* Exercise description
Each line that includes the word "intelligence" counts once; give the total and nothing more.

Extracts from a graphics dataset:
---

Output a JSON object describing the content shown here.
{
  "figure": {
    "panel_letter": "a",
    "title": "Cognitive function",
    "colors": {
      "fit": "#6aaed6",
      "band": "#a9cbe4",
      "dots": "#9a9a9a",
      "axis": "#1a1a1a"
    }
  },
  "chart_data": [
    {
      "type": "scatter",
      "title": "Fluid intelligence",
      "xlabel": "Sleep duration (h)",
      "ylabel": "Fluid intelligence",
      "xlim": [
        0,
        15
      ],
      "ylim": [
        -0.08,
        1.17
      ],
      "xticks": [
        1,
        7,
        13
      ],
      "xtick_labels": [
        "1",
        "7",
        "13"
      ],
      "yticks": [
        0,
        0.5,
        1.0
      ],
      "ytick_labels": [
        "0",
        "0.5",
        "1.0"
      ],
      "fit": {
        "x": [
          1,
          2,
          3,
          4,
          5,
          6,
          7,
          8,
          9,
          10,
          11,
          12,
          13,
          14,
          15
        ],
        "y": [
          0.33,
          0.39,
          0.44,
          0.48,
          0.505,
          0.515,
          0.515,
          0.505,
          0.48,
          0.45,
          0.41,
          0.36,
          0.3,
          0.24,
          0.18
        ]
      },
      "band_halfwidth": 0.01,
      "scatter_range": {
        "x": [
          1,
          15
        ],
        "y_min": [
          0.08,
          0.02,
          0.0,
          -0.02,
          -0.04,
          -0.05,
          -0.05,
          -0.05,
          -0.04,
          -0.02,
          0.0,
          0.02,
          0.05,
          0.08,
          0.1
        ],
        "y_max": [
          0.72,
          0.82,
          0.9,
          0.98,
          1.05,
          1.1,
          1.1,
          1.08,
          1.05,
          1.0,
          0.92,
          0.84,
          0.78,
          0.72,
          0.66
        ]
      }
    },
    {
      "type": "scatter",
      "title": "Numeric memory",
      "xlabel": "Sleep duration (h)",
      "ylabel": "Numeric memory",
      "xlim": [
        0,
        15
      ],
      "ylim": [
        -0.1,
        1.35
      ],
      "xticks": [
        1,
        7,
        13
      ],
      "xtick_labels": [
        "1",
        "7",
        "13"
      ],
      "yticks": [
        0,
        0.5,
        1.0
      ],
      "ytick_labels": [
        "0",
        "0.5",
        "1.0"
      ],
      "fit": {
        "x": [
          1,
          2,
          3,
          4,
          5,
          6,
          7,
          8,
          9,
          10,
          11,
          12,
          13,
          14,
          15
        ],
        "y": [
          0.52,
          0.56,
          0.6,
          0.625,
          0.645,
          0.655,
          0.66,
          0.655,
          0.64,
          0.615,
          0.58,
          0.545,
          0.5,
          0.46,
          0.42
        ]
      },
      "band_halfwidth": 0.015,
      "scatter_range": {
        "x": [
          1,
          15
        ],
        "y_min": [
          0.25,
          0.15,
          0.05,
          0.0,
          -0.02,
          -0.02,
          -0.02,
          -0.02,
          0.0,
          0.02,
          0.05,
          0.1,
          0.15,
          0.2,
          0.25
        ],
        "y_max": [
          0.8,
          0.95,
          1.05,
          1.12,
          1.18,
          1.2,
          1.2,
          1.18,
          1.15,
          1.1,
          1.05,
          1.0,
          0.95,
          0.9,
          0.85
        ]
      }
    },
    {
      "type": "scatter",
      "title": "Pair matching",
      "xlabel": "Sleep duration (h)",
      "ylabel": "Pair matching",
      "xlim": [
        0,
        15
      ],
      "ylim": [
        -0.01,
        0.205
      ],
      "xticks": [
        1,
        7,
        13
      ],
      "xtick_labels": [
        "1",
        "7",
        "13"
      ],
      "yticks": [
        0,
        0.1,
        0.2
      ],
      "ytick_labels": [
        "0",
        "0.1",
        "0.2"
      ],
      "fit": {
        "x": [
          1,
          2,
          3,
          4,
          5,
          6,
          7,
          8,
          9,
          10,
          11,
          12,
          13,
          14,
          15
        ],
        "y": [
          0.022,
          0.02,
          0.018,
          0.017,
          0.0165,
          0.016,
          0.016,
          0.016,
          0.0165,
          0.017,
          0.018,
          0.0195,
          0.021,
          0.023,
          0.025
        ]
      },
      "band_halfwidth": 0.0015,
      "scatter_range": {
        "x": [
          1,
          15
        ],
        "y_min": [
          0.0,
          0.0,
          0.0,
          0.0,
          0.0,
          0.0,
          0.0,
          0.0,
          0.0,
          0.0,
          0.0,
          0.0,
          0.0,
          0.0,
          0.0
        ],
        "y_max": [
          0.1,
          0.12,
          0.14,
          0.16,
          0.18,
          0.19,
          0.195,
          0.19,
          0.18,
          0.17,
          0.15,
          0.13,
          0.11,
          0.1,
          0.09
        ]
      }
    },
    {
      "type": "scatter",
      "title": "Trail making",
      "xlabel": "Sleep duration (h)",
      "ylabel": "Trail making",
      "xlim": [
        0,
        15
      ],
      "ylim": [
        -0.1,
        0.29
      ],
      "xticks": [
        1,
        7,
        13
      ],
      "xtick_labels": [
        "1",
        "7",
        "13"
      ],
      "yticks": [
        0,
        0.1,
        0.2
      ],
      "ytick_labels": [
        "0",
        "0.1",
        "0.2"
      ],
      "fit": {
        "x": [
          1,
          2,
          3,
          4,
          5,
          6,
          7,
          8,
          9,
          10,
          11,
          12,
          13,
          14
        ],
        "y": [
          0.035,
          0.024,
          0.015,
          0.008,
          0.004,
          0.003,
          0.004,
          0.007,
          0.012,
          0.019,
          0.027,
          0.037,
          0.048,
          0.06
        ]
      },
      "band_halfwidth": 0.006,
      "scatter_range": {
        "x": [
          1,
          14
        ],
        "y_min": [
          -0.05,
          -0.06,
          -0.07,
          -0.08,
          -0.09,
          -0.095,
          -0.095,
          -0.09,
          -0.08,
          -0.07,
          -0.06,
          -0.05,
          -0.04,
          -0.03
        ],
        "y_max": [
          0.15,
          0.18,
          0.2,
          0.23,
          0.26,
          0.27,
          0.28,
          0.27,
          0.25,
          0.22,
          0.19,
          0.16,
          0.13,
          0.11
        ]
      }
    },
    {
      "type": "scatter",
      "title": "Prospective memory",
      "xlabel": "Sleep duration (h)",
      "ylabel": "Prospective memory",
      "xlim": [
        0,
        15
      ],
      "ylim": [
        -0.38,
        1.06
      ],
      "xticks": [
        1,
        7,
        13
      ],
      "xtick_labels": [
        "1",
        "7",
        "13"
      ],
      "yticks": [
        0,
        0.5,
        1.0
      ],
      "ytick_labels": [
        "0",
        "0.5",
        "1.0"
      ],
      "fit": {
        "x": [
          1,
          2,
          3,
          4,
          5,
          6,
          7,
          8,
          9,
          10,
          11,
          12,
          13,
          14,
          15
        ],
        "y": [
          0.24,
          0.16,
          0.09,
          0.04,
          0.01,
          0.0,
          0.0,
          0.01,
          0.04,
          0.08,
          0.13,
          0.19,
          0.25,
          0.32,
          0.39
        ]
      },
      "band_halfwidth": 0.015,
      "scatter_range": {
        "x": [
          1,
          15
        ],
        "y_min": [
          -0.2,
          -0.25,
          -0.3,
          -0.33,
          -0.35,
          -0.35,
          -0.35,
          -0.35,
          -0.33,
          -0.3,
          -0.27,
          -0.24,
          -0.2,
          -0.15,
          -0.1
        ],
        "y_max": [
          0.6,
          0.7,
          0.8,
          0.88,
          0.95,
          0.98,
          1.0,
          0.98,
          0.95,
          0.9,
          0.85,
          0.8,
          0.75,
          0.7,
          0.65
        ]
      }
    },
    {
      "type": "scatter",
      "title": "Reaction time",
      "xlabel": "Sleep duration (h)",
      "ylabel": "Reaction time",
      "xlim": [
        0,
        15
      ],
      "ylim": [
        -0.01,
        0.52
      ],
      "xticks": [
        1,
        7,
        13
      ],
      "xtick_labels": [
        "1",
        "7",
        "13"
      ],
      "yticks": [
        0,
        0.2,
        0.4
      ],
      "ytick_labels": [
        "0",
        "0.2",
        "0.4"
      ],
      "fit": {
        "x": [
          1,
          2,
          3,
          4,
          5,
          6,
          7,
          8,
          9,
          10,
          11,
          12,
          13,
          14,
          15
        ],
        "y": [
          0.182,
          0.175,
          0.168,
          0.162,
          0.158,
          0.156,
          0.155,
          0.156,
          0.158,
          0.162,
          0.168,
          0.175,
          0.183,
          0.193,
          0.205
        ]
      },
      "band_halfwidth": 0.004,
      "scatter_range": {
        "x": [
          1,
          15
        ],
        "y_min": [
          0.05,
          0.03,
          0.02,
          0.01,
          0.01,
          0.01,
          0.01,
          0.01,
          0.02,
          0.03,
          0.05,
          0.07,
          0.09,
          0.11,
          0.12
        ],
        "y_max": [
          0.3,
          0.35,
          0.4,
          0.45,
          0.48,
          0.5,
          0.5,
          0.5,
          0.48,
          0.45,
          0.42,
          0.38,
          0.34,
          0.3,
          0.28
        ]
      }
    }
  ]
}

---

* Correct response
2